*EXERCISE INSTRUCTIONS*. Find every line in the records below that holds the word "text", and copy each one.

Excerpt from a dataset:
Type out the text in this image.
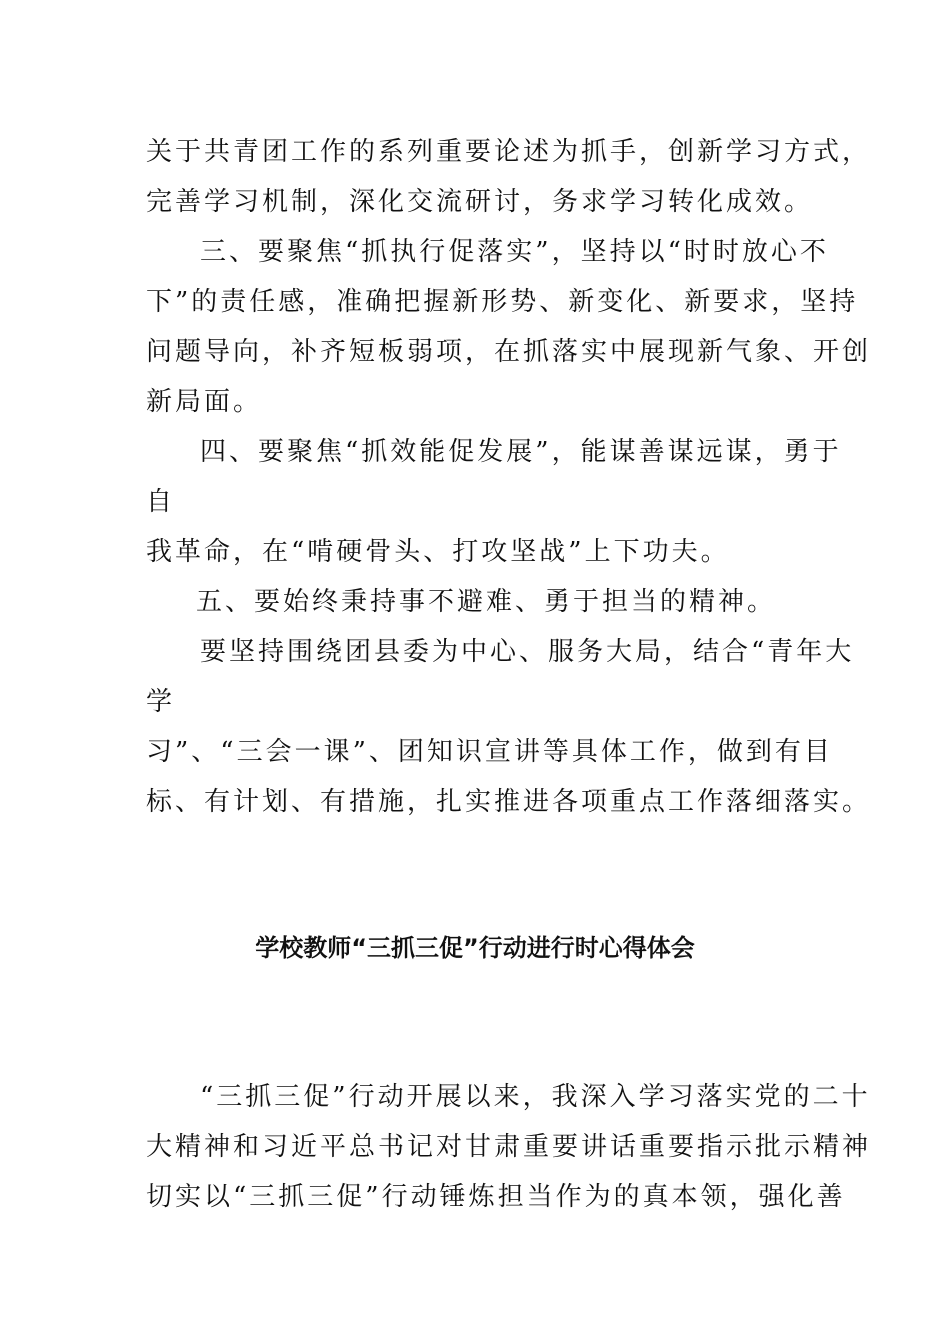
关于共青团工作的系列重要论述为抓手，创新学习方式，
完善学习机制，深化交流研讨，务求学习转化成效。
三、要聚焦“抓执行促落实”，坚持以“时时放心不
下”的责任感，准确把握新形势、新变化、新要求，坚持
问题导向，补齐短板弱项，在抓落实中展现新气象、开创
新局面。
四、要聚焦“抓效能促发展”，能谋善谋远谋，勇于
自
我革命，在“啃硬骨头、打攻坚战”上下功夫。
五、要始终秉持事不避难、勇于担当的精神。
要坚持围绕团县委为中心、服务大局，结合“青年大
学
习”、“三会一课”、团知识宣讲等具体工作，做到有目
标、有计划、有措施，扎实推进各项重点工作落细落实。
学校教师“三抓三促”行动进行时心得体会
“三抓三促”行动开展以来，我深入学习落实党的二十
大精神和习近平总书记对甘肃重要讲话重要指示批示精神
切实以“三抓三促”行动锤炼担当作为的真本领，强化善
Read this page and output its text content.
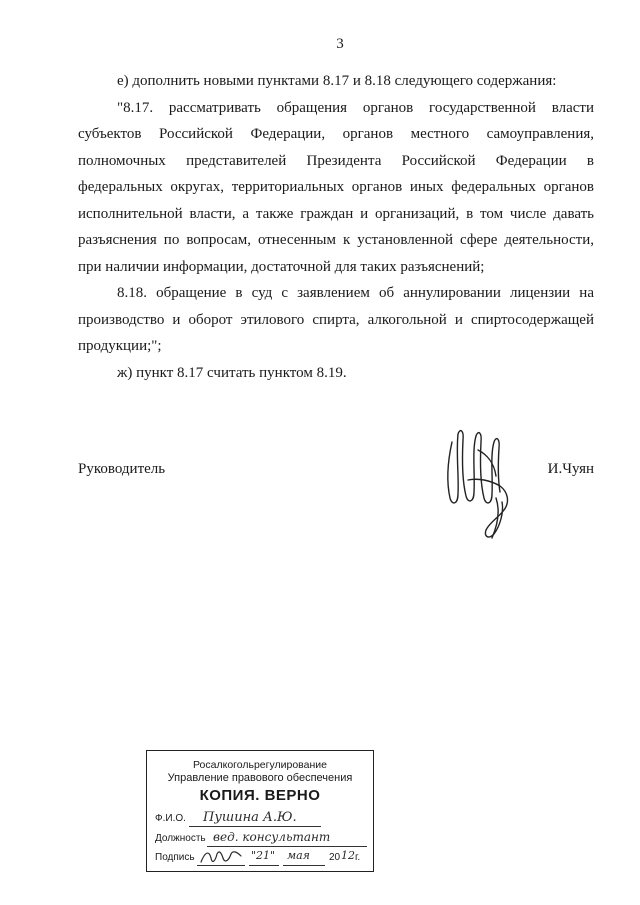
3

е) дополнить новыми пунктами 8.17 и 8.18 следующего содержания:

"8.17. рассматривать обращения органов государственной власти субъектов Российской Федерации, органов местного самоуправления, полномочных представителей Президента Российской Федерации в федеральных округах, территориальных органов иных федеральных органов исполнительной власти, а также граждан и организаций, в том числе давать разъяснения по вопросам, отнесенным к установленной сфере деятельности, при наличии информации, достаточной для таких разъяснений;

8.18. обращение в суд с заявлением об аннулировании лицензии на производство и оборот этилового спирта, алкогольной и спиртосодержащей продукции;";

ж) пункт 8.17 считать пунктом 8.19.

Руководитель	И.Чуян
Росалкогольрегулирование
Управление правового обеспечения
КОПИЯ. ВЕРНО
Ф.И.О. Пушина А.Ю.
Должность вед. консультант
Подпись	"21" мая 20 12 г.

*RESPONSE FOR THIS EXERCISE*.
Type out the text in this image.
Read this page and output its text content.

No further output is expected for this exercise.